(Data records)

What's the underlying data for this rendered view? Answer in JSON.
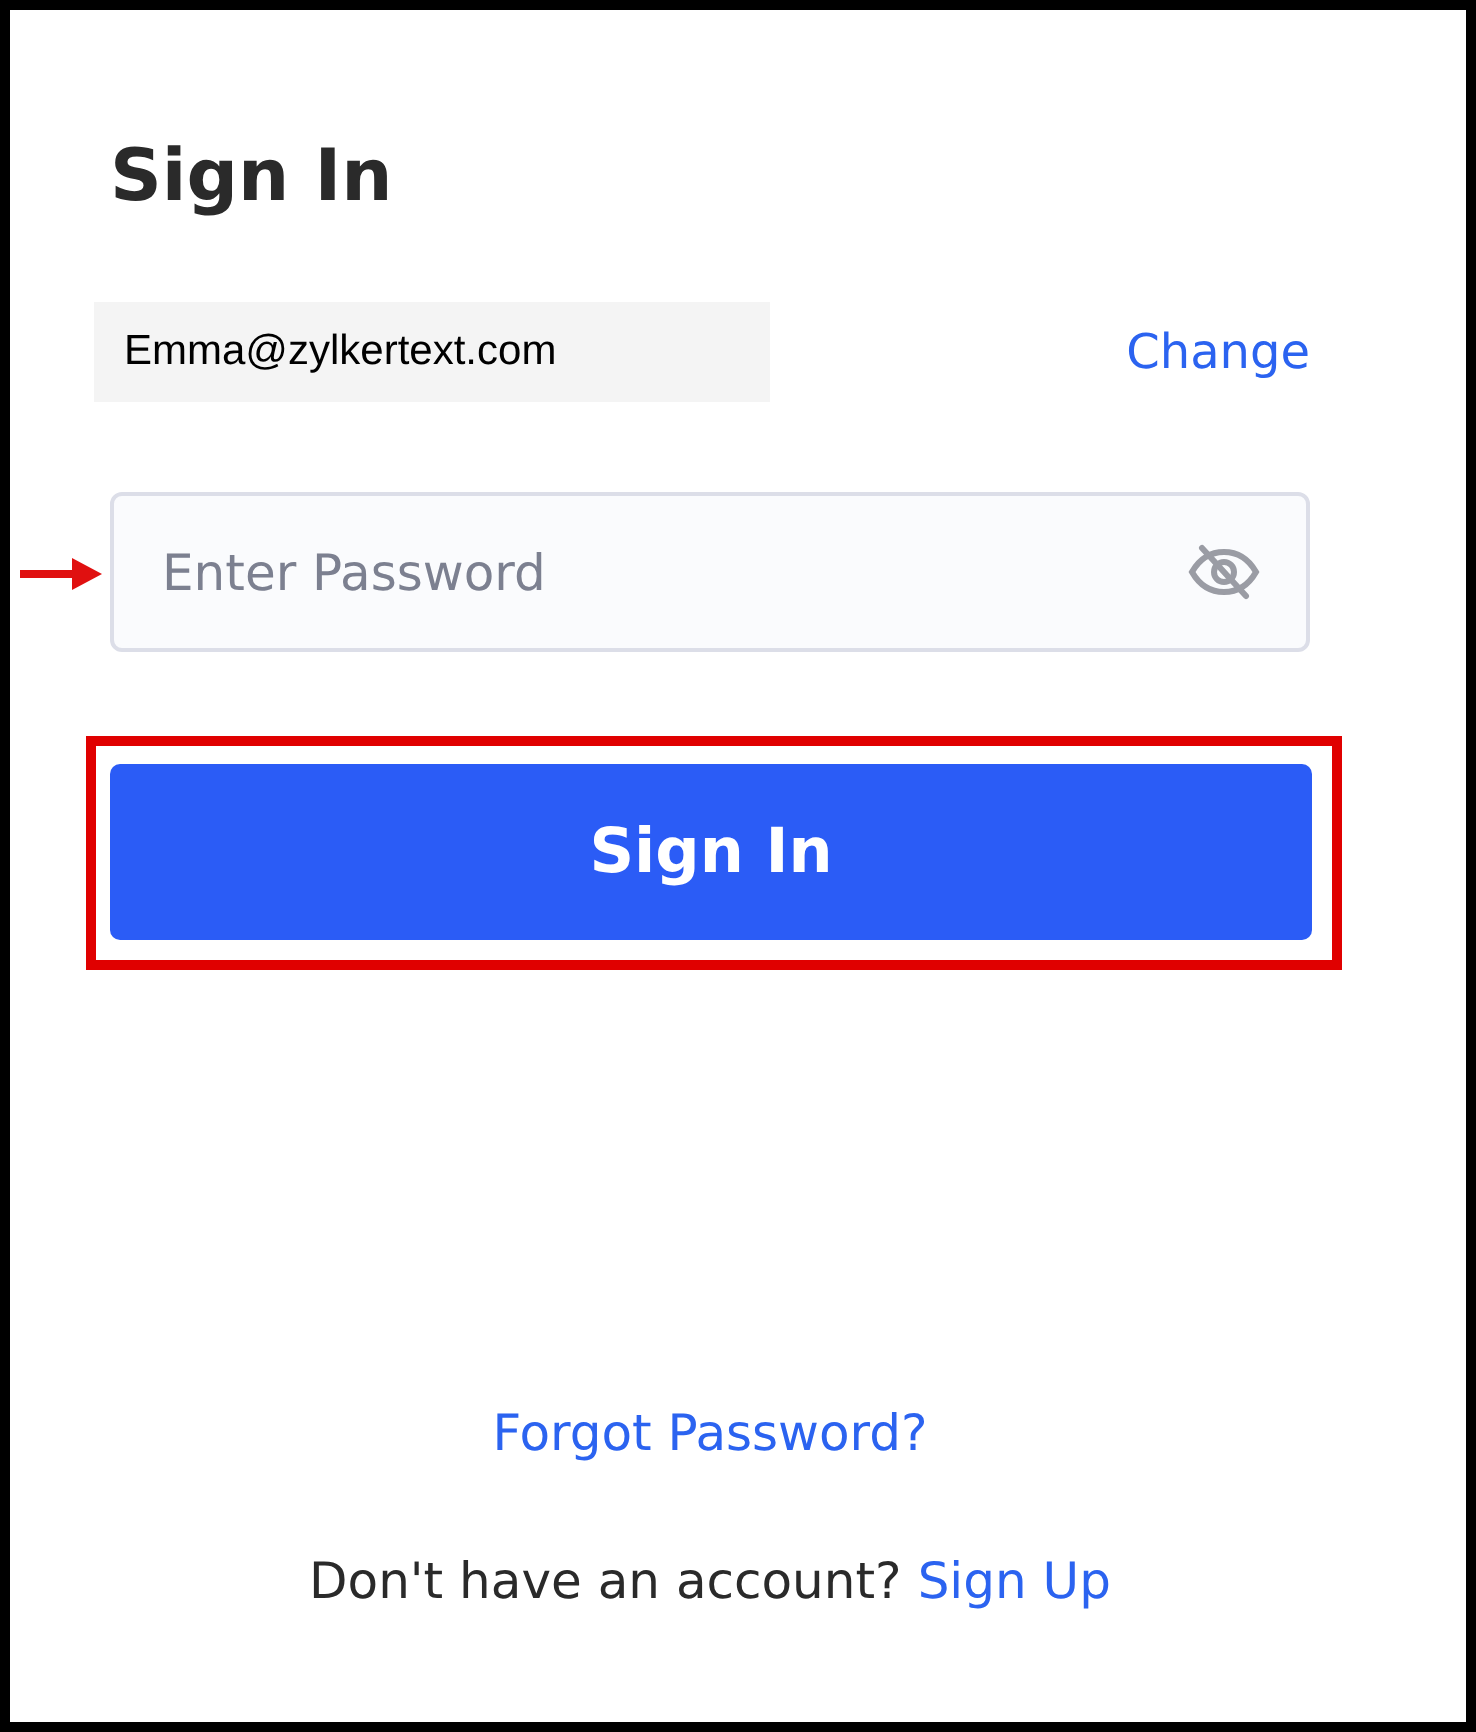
{
  "title": "Sign In",
  "account": {
    "email": "Emma@zylkertext.com",
    "change_link": "Change"
  },
  "password": {
    "placeholder": "Enter Password"
  },
  "sign_in_button": "Sign In",
  "forgot_link": "Forgot Password?",
  "signup": {
    "prompt": "Don't have an account?",
    "link": "Sign Up"
  }
}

__Set task__. Reproduce each line exactly as it appears, omitting the pictures.

__Result below__.
What's the underlying data for this rendered view? Answer in JSON.
{
  "title": "Sign In",
  "account": {
    "email": "Emma@zylkertext.com",
    "change_link": "Change"
  },
  "password": {
    "placeholder": "Enter Password"
  },
  "sign_in_button": "Sign In",
  "forgot_link": "Forgot Password?",
  "signup": {
    "prompt": "Don't have an account?",
    "link": "Sign Up"
  }
}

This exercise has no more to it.